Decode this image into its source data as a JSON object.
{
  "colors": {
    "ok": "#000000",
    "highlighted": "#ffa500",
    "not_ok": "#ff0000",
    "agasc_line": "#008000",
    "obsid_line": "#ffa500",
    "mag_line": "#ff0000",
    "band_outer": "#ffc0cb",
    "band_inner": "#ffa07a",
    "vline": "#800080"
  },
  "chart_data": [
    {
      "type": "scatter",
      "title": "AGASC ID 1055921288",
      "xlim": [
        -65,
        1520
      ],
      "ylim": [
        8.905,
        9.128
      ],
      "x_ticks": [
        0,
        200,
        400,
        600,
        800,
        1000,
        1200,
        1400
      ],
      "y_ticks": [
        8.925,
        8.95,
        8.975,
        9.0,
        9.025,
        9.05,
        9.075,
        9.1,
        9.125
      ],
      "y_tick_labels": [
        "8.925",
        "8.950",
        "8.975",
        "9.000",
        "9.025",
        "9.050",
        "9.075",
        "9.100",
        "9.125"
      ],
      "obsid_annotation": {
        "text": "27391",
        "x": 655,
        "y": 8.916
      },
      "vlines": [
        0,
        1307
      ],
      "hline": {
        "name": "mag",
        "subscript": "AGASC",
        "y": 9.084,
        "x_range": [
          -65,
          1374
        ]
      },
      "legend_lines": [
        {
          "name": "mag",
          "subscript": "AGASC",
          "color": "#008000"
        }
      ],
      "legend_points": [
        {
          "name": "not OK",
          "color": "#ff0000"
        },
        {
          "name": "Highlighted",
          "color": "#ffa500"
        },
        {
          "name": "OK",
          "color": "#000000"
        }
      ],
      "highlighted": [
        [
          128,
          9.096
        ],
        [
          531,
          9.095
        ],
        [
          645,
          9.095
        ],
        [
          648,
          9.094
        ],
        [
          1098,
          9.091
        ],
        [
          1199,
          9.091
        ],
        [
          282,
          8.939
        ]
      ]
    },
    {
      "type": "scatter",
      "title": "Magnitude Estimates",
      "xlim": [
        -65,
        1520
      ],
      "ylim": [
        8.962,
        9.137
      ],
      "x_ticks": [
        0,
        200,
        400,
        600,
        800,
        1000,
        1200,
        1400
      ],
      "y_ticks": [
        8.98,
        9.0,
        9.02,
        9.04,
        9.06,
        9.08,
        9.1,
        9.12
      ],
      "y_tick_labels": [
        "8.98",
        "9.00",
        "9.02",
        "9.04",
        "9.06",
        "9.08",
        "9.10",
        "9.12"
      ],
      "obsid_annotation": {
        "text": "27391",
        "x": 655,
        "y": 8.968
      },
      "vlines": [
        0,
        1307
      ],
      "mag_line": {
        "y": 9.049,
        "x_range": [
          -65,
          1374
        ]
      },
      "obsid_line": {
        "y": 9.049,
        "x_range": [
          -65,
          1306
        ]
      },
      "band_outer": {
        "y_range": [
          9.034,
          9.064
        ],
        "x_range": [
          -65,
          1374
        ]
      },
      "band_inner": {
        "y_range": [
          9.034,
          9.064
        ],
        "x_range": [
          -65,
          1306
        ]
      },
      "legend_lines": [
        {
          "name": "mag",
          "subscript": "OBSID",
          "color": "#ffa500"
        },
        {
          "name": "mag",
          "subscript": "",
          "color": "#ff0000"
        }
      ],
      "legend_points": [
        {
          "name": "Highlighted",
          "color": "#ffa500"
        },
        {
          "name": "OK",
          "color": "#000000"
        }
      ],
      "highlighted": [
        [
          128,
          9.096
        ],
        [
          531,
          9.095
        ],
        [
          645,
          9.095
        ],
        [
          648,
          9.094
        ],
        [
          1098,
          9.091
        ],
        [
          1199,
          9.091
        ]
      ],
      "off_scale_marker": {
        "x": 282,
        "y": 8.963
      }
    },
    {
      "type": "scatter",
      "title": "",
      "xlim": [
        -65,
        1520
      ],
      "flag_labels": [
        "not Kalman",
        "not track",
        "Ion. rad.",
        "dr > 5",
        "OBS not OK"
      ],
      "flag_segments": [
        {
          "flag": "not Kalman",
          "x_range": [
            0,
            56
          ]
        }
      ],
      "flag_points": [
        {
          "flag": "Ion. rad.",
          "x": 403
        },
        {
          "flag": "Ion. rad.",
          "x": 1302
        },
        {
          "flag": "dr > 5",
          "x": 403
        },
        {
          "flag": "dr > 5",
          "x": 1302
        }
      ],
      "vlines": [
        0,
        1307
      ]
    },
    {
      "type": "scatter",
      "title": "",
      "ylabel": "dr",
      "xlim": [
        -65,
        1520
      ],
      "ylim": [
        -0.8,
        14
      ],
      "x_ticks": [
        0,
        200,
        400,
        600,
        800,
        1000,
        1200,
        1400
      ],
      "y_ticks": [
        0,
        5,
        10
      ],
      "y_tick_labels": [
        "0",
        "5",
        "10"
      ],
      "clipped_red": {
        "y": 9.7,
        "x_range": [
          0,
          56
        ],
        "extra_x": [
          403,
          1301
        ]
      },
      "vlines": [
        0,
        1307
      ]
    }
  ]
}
---------------
EXERCISE DESCRIPTION:
Copy the material above verbatim.

ANSWER TO THE TASK:
Decode this image into its source data as a JSON object.
{
  "colors": {
    "ok": "#000000",
    "highlighted": "#ffa500",
    "not_ok": "#ff0000",
    "agasc_line": "#008000",
    "obsid_line": "#ffa500",
    "mag_line": "#ff0000",
    "band_outer": "#ffc0cb",
    "band_inner": "#ffa07a",
    "vline": "#800080"
  },
  "chart_data": [
    {
      "type": "scatter",
      "title": "AGASC ID 1055921288",
      "xlim": [
        -65,
        1520
      ],
      "ylim": [
        8.905,
        9.128
      ],
      "x_ticks": [
        0,
        200,
        400,
        600,
        800,
        1000,
        1200,
        1400
      ],
      "y_ticks": [
        8.925,
        8.95,
        8.975,
        9.0,
        9.025,
        9.05,
        9.075,
        9.1,
        9.125
      ],
      "y_tick_labels": [
        "8.925",
        "8.950",
        "8.975",
        "9.000",
        "9.025",
        "9.050",
        "9.075",
        "9.100",
        "9.125"
      ],
      "obsid_annotation": {
        "text": "27391",
        "x": 655,
        "y": 8.916
      },
      "vlines": [
        0,
        1307
      ],
      "hline": {
        "name": "mag",
        "subscript": "AGASC",
        "y": 9.084,
        "x_range": [
          -65,
          1374
        ]
      },
      "legend_lines": [
        {
          "name": "mag",
          "subscript": "AGASC",
          "color": "#008000"
        }
      ],
      "legend_points": [
        {
          "name": "not OK",
          "color": "#ff0000"
        },
        {
          "name": "Highlighted",
          "color": "#ffa500"
        },
        {
          "name": "OK",
          "color": "#000000"
        }
      ],
      "highlighted": [
        [
          128,
          9.096
        ],
        [
          531,
          9.095
        ],
        [
          645,
          9.095
        ],
        [
          648,
          9.094
        ],
        [
          1098,
          9.091
        ],
        [
          1199,
          9.091
        ],
        [
          282,
          8.939
        ]
      ]
    },
    {
      "type": "scatter",
      "title": "Magnitude Estimates",
      "xlim": [
        -65,
        1520
      ],
      "ylim": [
        8.962,
        9.137
      ],
      "x_ticks": [
        0,
        200,
        400,
        600,
        800,
        1000,
        1200,
        1400
      ],
      "y_ticks": [
        8.98,
        9.0,
        9.02,
        9.04,
        9.06,
        9.08,
        9.1,
        9.12
      ],
      "y_tick_labels": [
        "8.98",
        "9.00",
        "9.02",
        "9.04",
        "9.06",
        "9.08",
        "9.10",
        "9.12"
      ],
      "obsid_annotation": {
        "text": "27391",
        "x": 655,
        "y": 8.968
      },
      "vlines": [
        0,
        1307
      ],
      "mag_line": {
        "y": 9.049,
        "x_range": [
          -65,
          1374
        ]
      },
      "obsid_line": {
        "y": 9.049,
        "x_range": [
          -65,
          1306
        ]
      },
      "band_outer": {
        "y_range": [
          9.034,
          9.064
        ],
        "x_range": [
          -65,
          1374
        ]
      },
      "band_inner": {
        "y_range": [
          9.034,
          9.064
        ],
        "x_range": [
          -65,
          1306
        ]
      },
      "legend_lines": [
        {
          "name": "mag",
          "subscript": "OBSID",
          "color": "#ffa500"
        },
        {
          "name": "mag",
          "subscript": "",
          "color": "#ff0000"
        }
      ],
      "legend_points": [
        {
          "name": "Highlighted",
          "color": "#ffa500"
        },
        {
          "name": "OK",
          "color": "#000000"
        }
      ],
      "highlighted": [
        [
          128,
          9.096
        ],
        [
          531,
          9.095
        ],
        [
          645,
          9.095
        ],
        [
          648,
          9.094
        ],
        [
          1098,
          9.091
        ],
        [
          1199,
          9.091
        ]
      ],
      "off_scale_marker": {
        "x": 282,
        "y": 8.963
      }
    },
    {
      "type": "scatter",
      "title": "",
      "xlim": [
        -65,
        1520
      ],
      "flag_labels": [
        "not Kalman",
        "not track",
        "Ion. rad.",
        "dr > 5",
        "OBS not OK"
      ],
      "flag_segments": [
        {
          "flag": "not Kalman",
          "x_range": [
            0,
            56
          ]
        }
      ],
      "flag_points": [
        {
          "flag": "Ion. rad.",
          "x": 403
        },
        {
          "flag": "Ion. rad.",
          "x": 1302
        },
        {
          "flag": "dr > 5",
          "x": 403
        },
        {
          "flag": "dr > 5",
          "x": 1302
        }
      ],
      "vlines": [
        0,
        1307
      ]
    },
    {
      "type": "scatter",
      "title": "",
      "ylabel": "dr",
      "xlim": [
        -65,
        1520
      ],
      "ylim": [
        -0.8,
        14
      ],
      "x_ticks": [
        0,
        200,
        400,
        600,
        800,
        1000,
        1200,
        1400
      ],
      "y_ticks": [
        0,
        5,
        10
      ],
      "y_tick_labels": [
        "0",
        "5",
        "10"
      ],
      "clipped_red": {
        "y": 9.7,
        "x_range": [
          0,
          56
        ],
        "extra_x": [
          403,
          1301
        ]
      },
      "vlines": [
        0,
        1307
      ]
    }
  ]
}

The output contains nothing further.